Page extract –
========================================================================

Why We Left articulates and makes real a common fantasy of many Americans, particularly those struggling to maintain a decent life among shifting economic realities or distressed by ugly and ruthless political developments: Can you find the American Dream by leaving America?
Blaser was a prominent and well-connected personality around Santa Cruz in the 1990s and into the 2000s, as a food columnist and feature writer for the Santa Cruz Sentinel and contributor to Good Times, as well as a representative of the Santa Cruz Beach Boardwalk and manager of the downtown Santa Cruz farmer’s market.
In the mid 2000s, she found herself at an uncomfortable pivot point in her life. She was approaching 50. Her three children were grown, and she was feeling the pinch from the stresses of maintaining a career in journalism—a field that was shedding jobs—while dealing with the ever-increasing cost of living in Santa Cruz. She didn’t want to leave, but staying was becoming untenable. She was mulling making a move, maybe somewhere in inland California.

========================================================================

Information supplied –
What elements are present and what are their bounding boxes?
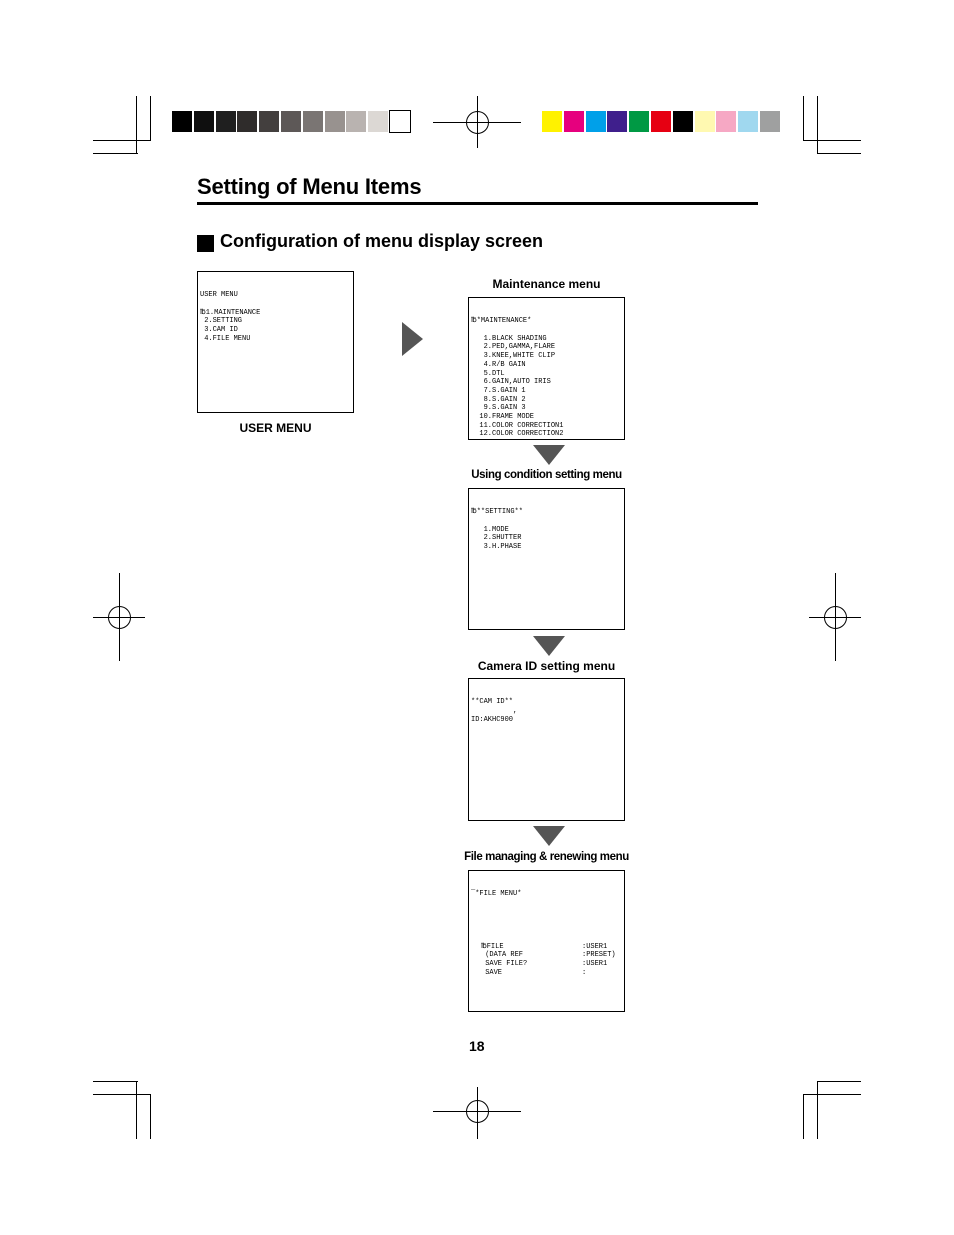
menu-line — [471, 517, 622, 526]
color-swatch — [564, 111, 584, 132]
setting-menu-caption: Using condition setting menu — [471, 469, 622, 481]
menu-line: 2.SETTING — [200, 317, 243, 326]
file-menu-rows — [471, 943, 622, 978]
cam-id-menu-caption: Camera ID setting menu — [477, 659, 616, 673]
menu-line: 1.MODE — [471, 525, 509, 534]
gray-swatch — [303, 111, 323, 132]
page-title: Setting of Menu Items — [197, 174, 422, 199]
cam-id-menu-lines — [471, 698, 622, 724]
gray-swatch — [259, 111, 279, 132]
file-menu-row-label: ℔FILE — [481, 942, 504, 951]
menu-line: ℔1.MAINTENANCE — [200, 308, 261, 317]
registration-mark-left — [93, 573, 145, 661]
menu-line: ℔**SETTING** — [471, 508, 523, 517]
menu-line: 10.FRAME MODE — [471, 412, 535, 421]
section-bullet-square — [197, 235, 214, 252]
down-arrow-1 — [533, 445, 565, 465]
menu-line: 9.S.GAIN 3 — [471, 404, 526, 413]
maintenance-menu-lines — [471, 317, 622, 439]
menu-line: 8.S.GAIN 2 — [471, 395, 526, 404]
color-swatch — [651, 111, 671, 132]
menu-line: ID:AKHC900 — [471, 715, 514, 724]
menu-line: 3.CAM ID — [200, 326, 238, 335]
color-swatch — [542, 111, 562, 132]
color-swatch — [695, 111, 715, 132]
setting-menu-lines — [471, 508, 622, 551]
menu-line: ℔*MAINTENANCE* — [471, 317, 532, 326]
gray-swatch — [325, 111, 345, 132]
file-menu-caption: File managing & renewing menu — [464, 851, 629, 863]
color-swatch — [586, 111, 606, 132]
file-menu-row — [471, 951, 622, 960]
file-menu-row — [471, 969, 622, 978]
gray-swatch — [237, 111, 257, 132]
menu-line — [200, 300, 351, 309]
file-menu-row-value: : — [582, 968, 587, 977]
registration-mark-top — [433, 96, 521, 148]
right-arrow — [402, 322, 423, 356]
down-arrow-3 — [533, 826, 565, 846]
menu-line: 3.H.PHASE — [471, 543, 522, 552]
menu-line: 12.COLOR CORRECTION2 — [471, 430, 564, 439]
menu-line: 3.KNEE,WHITE CLIP — [471, 352, 556, 361]
menu-line: 11.COLOR CORRECTION1 — [471, 421, 564, 430]
menu-line: 1.BLACK SHADING — [471, 334, 547, 343]
file-menu-row-value: :USER1 — [582, 959, 608, 968]
user-menu-caption: USER MENU — [239, 421, 312, 435]
menu-line: 7.S.GAIN 1 — [471, 386, 526, 395]
section-title: Configuration of menu display screen — [220, 231, 544, 251]
color-swatch — [673, 111, 693, 132]
gray-swatch — [281, 111, 301, 132]
color-swatch — [716, 111, 736, 132]
file-menu-row-value: :USER1 — [582, 942, 608, 951]
color-swatch — [607, 111, 627, 132]
menu-line: 5.DTL — [471, 369, 505, 378]
setting-menu-screen — [468, 488, 625, 630]
color-swatch — [760, 111, 780, 132]
user-menu-lines — [200, 291, 351, 343]
color-swatch — [738, 111, 758, 132]
file-menu-header: ¯*FILE MENU* — [471, 890, 522, 899]
menu-line: **CAM ID** — [471, 698, 514, 707]
menu-line: 4.FILE MENU — [200, 334, 251, 343]
file-menu-row-label: (DATA REF — [481, 951, 524, 960]
file-menu-screen — [468, 870, 625, 1012]
registration-mark-bottom — [433, 1087, 521, 1139]
file-menu-row-label: SAVE FILE? — [481, 959, 528, 968]
file-menu-row — [471, 943, 622, 952]
menu-line: USER MENU — [200, 291, 238, 300]
menu-line: , — [471, 707, 518, 716]
gray-swatch — [346, 111, 366, 132]
gray-swatch — [216, 111, 236, 132]
title-rule — [197, 202, 758, 205]
page-number: 18 — [469, 1038, 485, 1054]
maintenance-menu-screen — [468, 297, 625, 440]
gray-swatch — [390, 111, 410, 132]
maintenance-menu-caption: Maintenance menu — [492, 277, 601, 291]
menu-line: 6.GAIN,AUTO IRIS — [471, 378, 551, 387]
gray-swatch — [368, 111, 388, 132]
down-arrow-2 — [533, 636, 565, 656]
color-swatch — [629, 111, 649, 132]
menu-line: 2.SHUTTER — [471, 534, 522, 543]
file-menu-row-value: :PRESET) — [582, 951, 616, 960]
user-menu-screen — [197, 271, 354, 413]
menu-line: 4.R/B GAIN — [471, 360, 526, 369]
cam-id-menu-screen — [468, 678, 625, 821]
file-menu-row-label: SAVE — [481, 968, 503, 977]
registration-mark-right — [809, 573, 861, 661]
menu-line: 2.PED,GAMMA,FLARE — [471, 343, 556, 352]
gray-swatch — [172, 111, 192, 132]
file-menu-row — [471, 960, 622, 969]
menu-line — [471, 326, 622, 335]
gray-swatch — [194, 111, 214, 132]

========================================================================

List every role Blaser held around Santa Cruz that the passage on Why We Left names, giving the organization or place tied to each. Rely solely on the passage on Why We Left.

Exercise result –
- Food columnist for the Santa Cruz Sentinel
- Feature writer for the Santa Cruz Sentinel
- Contributor to Good Times
- Representative of the Santa Cruz Beach Boardwalk
- Manager of the downtown Santa Cruz farmer's market